* [PROBLEM DETAILS]:
What is the number of lines containing "SOKENDAI"? Give only that number.

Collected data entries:
- - - - - - -

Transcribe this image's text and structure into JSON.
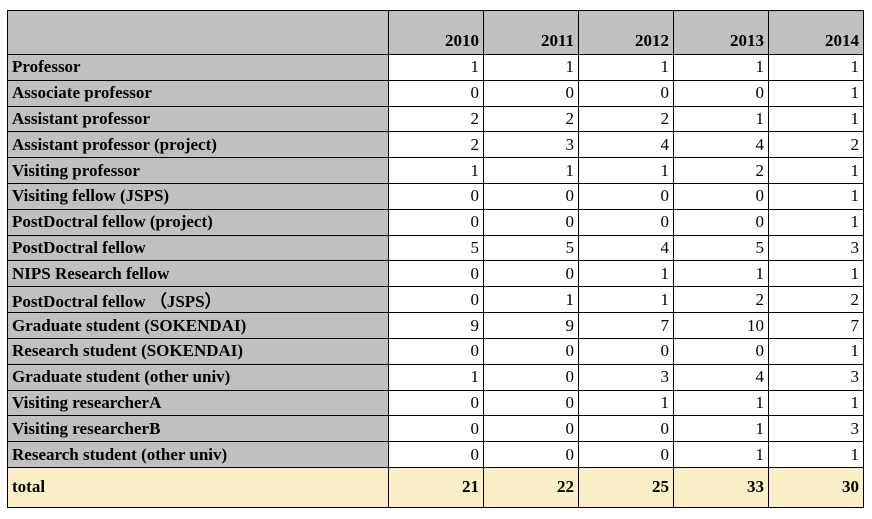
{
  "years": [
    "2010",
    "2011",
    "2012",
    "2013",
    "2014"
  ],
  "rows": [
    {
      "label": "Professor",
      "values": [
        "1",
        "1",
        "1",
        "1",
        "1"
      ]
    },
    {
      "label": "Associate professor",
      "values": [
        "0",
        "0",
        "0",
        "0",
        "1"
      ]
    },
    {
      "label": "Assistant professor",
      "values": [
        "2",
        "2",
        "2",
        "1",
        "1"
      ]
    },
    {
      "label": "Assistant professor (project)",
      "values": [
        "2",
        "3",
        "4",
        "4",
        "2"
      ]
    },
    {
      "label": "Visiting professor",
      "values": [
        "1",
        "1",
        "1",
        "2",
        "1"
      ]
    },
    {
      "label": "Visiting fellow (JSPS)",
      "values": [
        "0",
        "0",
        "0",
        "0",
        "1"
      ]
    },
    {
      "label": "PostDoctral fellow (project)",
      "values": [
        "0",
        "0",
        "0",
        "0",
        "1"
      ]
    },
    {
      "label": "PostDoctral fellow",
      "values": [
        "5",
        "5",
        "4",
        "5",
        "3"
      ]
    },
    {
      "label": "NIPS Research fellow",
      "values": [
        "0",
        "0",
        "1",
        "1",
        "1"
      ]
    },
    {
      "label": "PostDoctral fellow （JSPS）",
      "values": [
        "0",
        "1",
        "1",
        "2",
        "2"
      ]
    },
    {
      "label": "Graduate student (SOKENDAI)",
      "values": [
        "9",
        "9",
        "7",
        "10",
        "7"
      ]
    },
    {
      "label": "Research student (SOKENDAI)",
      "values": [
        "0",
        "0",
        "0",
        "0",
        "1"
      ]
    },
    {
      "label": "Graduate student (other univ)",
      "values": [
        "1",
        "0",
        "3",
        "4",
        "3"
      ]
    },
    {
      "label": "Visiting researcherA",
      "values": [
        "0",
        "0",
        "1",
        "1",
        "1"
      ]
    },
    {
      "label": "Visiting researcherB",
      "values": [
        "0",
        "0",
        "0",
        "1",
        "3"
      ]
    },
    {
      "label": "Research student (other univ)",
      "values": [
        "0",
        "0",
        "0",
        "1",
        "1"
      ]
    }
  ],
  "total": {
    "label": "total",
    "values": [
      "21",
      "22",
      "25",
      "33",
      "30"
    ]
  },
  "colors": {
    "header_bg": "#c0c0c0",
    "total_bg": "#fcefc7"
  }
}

- - - - - - -

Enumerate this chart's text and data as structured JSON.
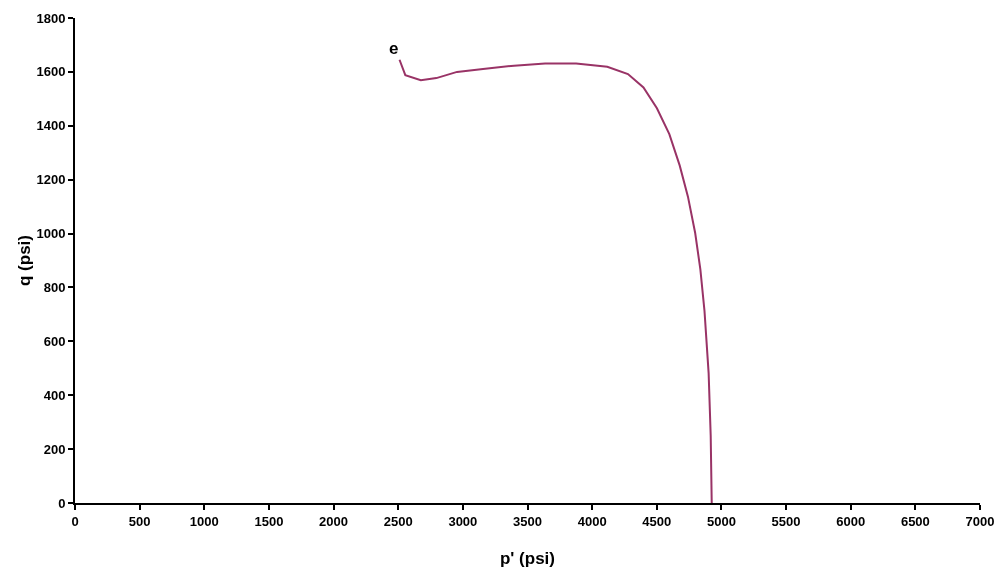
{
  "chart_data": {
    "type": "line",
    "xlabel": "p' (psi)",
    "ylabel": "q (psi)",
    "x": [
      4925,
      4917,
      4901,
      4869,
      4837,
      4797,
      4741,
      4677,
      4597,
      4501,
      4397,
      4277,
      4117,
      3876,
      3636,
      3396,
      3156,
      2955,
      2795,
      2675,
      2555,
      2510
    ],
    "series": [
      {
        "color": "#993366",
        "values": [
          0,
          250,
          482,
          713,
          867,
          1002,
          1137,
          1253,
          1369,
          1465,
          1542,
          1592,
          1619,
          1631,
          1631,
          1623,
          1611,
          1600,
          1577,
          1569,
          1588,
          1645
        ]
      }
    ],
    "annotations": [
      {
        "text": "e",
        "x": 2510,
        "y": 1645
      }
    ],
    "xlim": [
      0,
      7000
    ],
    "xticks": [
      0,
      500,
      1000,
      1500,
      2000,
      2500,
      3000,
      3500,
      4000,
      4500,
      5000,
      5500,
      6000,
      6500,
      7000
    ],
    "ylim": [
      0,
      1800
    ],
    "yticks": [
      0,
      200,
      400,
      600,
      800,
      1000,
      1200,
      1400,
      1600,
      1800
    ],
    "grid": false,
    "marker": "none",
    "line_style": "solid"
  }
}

- - - - - - -

* [TASK ANSWER]:
2